┌────────
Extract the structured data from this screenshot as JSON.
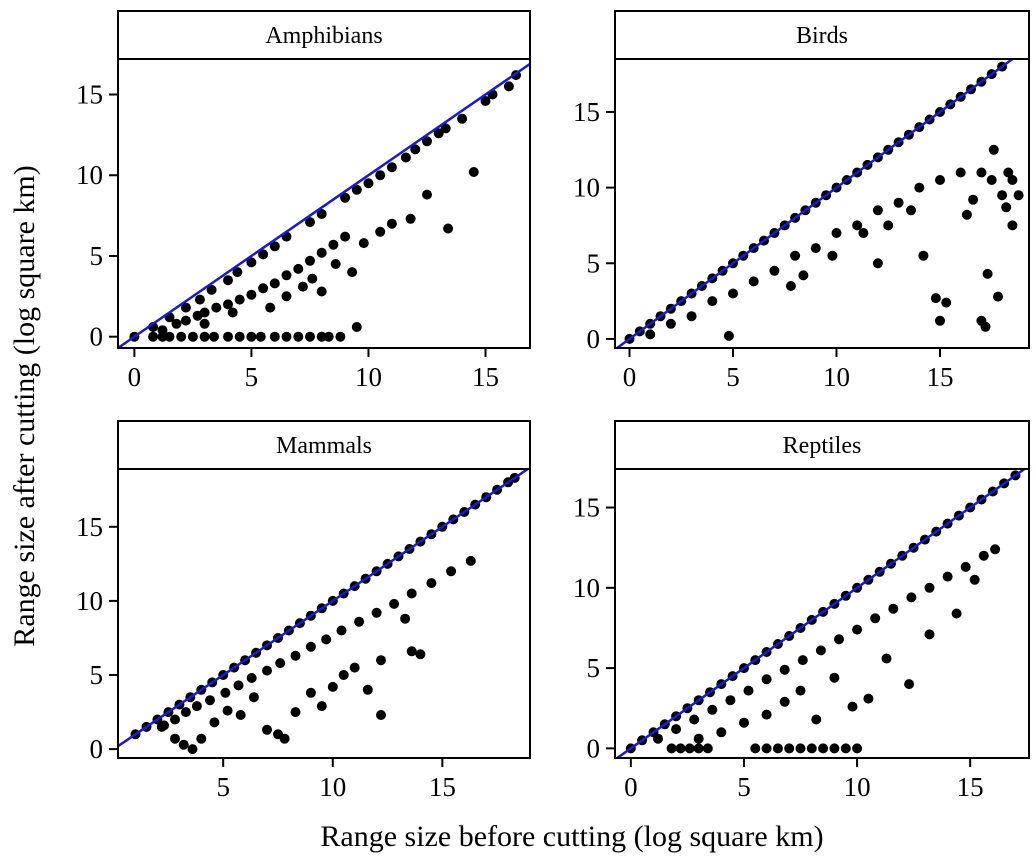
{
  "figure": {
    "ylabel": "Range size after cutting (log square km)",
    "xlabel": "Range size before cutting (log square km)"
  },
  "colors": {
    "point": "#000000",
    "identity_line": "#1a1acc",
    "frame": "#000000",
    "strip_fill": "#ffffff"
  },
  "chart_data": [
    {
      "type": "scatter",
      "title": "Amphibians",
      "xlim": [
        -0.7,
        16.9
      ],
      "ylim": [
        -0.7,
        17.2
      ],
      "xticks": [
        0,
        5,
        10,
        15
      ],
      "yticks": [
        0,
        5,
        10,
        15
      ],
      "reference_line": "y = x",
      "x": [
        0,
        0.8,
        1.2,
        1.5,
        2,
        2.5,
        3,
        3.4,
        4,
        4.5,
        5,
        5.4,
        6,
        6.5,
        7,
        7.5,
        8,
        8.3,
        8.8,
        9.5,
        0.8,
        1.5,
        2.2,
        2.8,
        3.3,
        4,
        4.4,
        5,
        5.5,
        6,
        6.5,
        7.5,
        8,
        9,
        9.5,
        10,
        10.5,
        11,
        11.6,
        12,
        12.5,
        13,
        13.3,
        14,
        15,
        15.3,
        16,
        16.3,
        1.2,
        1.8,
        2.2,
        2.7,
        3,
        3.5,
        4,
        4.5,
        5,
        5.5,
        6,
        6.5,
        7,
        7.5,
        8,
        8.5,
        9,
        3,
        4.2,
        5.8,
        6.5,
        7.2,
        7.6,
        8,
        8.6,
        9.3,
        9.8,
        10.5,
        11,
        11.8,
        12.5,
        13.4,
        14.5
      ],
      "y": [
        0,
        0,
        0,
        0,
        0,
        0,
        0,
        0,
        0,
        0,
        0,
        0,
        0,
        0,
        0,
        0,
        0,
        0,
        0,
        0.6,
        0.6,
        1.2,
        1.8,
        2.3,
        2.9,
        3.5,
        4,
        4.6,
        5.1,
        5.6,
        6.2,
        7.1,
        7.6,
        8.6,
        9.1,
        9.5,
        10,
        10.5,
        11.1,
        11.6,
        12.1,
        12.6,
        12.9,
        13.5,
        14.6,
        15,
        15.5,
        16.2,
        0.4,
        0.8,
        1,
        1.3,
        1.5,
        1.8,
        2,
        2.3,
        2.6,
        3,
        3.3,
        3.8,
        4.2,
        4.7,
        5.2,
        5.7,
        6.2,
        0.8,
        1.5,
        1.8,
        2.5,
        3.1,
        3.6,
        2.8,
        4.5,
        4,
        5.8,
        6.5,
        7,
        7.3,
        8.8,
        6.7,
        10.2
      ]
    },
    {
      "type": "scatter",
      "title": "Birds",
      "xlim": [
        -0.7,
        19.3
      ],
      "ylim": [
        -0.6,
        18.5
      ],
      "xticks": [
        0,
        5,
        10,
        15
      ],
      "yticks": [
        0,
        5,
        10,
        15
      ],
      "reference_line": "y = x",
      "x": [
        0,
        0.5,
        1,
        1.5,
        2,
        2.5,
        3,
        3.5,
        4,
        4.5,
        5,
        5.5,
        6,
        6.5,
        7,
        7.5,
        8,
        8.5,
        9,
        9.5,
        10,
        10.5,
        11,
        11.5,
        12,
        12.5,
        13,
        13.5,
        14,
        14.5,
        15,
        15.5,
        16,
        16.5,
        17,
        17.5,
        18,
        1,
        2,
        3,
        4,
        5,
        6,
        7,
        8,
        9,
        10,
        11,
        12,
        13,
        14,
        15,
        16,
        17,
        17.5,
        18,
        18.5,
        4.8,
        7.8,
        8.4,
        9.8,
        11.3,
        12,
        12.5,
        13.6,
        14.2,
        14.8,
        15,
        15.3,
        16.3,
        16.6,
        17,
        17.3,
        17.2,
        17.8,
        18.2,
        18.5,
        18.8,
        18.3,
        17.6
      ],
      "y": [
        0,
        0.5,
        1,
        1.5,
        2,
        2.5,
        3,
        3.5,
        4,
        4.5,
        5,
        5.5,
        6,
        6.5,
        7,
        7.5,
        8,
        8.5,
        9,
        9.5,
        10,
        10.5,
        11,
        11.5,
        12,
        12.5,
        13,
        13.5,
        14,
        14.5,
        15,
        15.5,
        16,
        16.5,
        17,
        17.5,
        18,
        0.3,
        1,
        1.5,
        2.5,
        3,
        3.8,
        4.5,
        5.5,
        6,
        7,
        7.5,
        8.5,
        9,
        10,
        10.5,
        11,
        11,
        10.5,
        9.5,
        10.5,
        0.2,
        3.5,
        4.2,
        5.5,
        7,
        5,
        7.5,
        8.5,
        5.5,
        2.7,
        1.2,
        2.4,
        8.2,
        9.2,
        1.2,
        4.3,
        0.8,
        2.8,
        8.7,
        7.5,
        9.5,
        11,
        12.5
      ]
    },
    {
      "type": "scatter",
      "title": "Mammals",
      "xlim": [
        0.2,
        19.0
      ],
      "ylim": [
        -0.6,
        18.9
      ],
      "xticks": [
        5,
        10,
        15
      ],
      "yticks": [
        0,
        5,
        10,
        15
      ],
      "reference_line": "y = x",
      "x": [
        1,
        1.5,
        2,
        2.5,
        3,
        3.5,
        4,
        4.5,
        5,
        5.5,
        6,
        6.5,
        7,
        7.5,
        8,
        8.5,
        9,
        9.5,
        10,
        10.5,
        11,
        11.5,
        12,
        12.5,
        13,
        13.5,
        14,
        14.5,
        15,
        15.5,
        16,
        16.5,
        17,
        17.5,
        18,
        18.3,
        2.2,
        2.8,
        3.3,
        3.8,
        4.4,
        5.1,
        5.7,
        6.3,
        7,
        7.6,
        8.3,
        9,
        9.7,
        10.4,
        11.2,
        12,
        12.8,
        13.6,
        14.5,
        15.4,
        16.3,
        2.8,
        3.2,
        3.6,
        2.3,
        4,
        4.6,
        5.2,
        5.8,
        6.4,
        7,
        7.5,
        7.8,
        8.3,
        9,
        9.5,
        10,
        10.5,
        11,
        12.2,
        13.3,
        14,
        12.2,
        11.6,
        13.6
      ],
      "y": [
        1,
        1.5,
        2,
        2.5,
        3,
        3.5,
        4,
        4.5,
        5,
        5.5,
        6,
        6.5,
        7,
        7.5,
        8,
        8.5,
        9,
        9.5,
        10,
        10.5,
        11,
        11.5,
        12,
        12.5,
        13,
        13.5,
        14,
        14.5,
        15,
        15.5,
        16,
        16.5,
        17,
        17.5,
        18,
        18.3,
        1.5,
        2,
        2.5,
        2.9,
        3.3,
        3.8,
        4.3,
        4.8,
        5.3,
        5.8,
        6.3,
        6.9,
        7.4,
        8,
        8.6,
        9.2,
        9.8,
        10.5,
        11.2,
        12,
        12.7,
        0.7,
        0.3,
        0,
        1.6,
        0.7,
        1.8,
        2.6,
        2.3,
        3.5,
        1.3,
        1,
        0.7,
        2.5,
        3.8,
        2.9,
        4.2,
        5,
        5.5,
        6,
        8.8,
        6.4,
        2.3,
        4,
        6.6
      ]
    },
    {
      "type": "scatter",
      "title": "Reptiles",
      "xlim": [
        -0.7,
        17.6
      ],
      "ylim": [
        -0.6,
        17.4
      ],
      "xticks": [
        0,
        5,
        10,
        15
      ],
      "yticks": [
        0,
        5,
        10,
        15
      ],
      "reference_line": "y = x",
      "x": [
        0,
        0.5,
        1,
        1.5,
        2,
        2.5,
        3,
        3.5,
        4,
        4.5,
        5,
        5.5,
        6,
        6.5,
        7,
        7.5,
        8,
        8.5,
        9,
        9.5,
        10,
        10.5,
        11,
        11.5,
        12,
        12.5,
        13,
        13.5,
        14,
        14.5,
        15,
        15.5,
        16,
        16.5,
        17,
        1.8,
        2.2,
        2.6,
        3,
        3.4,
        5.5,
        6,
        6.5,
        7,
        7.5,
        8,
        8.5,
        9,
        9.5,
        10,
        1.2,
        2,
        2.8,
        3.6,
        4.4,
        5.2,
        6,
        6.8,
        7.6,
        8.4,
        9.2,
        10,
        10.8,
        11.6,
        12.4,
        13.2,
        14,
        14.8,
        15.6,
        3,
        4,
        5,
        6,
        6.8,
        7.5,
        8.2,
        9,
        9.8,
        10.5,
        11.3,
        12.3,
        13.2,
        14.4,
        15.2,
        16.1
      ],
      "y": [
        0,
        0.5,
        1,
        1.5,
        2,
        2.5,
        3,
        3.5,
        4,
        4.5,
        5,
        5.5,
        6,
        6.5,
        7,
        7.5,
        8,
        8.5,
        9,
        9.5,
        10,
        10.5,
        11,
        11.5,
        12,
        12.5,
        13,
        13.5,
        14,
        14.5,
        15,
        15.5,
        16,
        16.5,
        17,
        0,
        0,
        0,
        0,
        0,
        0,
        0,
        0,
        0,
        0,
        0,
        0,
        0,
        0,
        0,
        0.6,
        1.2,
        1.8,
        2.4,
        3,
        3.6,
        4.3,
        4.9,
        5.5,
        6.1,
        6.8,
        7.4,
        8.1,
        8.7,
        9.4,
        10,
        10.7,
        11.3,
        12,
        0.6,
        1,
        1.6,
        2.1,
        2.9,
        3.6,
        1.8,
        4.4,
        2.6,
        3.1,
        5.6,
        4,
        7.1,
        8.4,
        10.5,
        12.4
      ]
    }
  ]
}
└────────
┌────────
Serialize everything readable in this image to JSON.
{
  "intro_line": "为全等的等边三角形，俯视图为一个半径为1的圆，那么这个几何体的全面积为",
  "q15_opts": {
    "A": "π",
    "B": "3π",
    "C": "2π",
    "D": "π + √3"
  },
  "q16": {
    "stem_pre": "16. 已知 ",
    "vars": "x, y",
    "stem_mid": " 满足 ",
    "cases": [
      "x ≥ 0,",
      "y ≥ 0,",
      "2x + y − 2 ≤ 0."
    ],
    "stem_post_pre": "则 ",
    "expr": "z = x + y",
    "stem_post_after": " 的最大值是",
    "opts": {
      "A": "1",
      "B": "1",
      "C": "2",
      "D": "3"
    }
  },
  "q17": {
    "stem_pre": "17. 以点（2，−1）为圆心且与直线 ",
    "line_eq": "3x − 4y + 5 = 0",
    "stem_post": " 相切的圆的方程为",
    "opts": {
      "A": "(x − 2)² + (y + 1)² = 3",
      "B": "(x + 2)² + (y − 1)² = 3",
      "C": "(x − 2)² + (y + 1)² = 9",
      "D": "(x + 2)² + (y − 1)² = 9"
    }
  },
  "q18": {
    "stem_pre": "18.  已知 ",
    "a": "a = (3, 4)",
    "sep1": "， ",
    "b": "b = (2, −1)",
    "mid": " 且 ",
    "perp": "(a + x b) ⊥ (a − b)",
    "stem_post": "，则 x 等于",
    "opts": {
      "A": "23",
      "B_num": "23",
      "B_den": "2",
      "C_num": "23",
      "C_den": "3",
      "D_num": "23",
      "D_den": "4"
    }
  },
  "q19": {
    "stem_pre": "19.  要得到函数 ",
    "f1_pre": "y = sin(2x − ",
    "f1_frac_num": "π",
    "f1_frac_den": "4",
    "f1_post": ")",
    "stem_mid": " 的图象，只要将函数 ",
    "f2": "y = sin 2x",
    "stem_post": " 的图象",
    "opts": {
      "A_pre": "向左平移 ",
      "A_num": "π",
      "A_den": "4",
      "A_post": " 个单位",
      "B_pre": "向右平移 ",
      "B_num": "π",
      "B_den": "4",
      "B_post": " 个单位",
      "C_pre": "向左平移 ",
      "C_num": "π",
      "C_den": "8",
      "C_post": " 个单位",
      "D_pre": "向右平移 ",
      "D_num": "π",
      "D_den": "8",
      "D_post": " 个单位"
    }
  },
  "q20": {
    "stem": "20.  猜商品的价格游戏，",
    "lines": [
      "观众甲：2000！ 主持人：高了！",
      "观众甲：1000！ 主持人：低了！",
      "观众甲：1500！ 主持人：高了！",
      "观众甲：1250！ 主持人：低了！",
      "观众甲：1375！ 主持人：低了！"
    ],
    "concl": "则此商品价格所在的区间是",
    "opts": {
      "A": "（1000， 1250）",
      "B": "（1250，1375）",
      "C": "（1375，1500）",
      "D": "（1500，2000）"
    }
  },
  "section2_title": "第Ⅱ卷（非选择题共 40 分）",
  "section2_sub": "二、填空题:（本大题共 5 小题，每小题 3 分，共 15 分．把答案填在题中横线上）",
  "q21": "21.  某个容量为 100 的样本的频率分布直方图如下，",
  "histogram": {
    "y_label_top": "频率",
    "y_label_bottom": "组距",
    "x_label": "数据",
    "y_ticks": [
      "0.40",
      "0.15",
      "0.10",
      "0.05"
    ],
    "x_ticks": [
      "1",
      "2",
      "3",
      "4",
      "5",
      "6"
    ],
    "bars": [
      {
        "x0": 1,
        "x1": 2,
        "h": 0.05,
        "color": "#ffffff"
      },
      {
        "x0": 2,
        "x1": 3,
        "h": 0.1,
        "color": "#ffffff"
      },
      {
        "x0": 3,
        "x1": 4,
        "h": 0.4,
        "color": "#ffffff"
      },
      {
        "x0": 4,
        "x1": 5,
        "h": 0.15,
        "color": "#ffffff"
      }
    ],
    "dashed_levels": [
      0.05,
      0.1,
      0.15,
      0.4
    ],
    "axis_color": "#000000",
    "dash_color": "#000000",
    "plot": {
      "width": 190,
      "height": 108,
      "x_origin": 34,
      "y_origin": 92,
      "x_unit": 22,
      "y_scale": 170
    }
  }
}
└────────
Aim: Say only how many lines in the records carry the word "size".

Written response: 2